▶ **ENTRIES PROVIDED**
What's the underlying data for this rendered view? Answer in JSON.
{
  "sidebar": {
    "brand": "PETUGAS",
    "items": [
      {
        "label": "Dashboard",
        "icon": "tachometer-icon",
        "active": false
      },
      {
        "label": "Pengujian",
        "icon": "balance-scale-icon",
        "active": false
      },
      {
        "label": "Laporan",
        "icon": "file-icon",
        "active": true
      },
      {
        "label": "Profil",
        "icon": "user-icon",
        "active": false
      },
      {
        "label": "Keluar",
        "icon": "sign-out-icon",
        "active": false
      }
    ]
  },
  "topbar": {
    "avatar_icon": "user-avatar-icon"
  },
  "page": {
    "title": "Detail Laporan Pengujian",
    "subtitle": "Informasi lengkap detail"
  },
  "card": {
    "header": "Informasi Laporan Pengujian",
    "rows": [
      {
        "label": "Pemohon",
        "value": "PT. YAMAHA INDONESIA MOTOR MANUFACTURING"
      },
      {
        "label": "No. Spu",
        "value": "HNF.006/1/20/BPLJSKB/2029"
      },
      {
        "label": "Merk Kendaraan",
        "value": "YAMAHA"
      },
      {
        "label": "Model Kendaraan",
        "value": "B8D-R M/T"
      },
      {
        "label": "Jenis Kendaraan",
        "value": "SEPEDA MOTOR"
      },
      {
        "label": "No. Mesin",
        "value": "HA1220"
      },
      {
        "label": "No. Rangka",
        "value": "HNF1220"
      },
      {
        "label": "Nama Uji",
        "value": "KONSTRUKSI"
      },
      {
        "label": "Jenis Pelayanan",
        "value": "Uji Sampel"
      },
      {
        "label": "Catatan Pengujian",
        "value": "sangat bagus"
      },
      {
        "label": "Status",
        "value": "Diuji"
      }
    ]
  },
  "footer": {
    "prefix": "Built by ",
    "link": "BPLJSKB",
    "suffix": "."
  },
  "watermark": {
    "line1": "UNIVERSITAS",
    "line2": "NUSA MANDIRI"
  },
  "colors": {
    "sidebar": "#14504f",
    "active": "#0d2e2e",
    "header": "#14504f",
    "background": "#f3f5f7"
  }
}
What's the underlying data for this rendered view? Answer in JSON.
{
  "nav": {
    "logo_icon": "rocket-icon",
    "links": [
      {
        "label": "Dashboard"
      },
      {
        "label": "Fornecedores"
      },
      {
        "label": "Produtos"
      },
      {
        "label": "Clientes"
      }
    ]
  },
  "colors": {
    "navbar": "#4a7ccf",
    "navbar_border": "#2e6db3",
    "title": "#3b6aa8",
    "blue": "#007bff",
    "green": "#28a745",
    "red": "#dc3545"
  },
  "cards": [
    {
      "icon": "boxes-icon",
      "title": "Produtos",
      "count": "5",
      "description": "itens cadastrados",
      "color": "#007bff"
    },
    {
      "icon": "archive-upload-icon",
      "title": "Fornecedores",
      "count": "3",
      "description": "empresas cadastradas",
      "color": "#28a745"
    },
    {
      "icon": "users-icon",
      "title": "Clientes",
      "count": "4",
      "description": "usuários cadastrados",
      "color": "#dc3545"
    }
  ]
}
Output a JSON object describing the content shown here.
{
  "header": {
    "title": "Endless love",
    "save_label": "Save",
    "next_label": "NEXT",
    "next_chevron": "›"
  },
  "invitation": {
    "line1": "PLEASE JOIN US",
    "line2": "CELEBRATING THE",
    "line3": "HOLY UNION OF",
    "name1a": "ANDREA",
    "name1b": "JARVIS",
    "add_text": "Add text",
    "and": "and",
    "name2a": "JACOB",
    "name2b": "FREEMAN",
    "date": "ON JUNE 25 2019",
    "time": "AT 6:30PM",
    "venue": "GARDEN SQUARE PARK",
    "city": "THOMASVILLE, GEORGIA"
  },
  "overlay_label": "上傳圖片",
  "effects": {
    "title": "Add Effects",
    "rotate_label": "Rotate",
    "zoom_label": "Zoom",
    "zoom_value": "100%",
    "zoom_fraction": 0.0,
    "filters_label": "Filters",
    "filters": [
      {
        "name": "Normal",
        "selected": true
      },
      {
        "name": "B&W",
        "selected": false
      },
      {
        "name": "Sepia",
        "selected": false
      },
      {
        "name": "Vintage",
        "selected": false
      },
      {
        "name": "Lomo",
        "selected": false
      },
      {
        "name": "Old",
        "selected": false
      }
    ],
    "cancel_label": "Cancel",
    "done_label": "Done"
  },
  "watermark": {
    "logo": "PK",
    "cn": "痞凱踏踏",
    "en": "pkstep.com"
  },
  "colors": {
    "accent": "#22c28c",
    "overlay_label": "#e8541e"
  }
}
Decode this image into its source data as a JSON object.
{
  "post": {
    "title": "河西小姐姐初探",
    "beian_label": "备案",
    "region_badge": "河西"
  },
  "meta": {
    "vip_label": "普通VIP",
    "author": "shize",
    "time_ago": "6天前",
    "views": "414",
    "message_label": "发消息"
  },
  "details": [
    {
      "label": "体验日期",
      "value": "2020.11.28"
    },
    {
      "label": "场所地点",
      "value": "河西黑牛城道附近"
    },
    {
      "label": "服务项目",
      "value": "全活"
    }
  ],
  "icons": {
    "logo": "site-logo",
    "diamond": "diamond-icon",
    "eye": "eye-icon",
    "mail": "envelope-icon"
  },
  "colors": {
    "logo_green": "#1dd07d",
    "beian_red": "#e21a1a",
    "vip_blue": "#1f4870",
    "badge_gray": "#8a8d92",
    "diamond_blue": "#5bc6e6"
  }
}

▶ **PROBLEM**
Some lines of the data above may hold the word "MOTOR"; report how many do, and nothing else.

▶ **COMPLETED TASK**
2